═══ Listed entries ═══

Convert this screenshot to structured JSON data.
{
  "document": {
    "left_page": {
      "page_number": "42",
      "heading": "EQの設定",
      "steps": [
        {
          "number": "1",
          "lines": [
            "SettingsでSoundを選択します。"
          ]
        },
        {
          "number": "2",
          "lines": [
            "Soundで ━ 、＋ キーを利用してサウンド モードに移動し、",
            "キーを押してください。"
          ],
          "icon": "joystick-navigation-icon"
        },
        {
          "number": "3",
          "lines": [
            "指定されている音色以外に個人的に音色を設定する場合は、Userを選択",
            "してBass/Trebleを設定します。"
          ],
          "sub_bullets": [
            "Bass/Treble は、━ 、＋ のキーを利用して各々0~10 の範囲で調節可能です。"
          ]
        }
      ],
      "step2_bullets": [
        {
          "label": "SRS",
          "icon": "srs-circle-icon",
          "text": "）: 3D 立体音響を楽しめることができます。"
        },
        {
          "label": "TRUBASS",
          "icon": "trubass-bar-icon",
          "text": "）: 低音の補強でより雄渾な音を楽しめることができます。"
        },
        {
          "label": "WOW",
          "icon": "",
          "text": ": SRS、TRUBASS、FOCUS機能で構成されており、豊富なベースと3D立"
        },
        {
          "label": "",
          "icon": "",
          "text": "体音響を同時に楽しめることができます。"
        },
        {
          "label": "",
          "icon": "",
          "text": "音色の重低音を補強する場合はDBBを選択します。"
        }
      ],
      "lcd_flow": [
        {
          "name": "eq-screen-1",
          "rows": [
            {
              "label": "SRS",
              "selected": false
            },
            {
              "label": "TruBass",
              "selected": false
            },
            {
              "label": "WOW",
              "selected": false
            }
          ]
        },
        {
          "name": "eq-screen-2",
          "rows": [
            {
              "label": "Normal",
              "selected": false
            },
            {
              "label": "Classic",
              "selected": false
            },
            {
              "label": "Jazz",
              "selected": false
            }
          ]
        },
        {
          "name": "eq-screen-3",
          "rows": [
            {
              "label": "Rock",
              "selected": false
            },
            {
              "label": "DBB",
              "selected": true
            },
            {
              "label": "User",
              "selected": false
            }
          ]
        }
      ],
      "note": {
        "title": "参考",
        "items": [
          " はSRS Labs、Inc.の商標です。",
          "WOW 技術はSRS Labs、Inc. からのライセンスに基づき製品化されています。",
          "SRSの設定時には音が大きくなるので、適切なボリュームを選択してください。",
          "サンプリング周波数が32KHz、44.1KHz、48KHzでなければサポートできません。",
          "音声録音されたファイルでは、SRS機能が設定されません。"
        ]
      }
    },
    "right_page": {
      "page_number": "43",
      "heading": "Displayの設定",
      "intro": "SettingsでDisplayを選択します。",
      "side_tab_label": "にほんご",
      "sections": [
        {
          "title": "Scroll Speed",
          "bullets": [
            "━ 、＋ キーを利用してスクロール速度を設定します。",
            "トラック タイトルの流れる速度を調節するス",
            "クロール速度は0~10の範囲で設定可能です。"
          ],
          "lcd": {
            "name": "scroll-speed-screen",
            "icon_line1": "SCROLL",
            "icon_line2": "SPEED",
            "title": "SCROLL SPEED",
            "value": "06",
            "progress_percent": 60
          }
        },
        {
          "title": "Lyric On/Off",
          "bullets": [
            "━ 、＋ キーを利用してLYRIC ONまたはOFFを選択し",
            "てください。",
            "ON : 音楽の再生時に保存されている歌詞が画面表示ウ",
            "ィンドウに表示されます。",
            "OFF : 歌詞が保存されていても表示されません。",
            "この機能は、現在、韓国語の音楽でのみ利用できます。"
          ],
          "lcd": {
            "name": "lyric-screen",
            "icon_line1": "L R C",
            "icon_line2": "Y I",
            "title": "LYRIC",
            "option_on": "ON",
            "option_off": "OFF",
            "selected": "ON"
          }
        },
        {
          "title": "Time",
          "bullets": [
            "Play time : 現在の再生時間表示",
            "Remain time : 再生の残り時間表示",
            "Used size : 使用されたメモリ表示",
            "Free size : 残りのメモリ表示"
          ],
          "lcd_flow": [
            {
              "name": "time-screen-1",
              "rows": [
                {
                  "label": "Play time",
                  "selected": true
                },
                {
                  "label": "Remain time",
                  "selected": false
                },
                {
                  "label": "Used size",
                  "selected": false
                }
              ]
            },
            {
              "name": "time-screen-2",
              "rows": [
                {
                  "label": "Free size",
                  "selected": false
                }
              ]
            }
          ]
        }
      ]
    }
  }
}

═══

[Your task] Identify and extract each line of the listing that contains "name".

[Written answer]
          "name": "eq-screen-1",
          "name": "eq-screen-2",
          "name": "eq-screen-3",
            "name": "scroll-speed-screen",
            "name": "lyric-screen",
              "name": "time-screen-1",
              "name": "time-screen-2",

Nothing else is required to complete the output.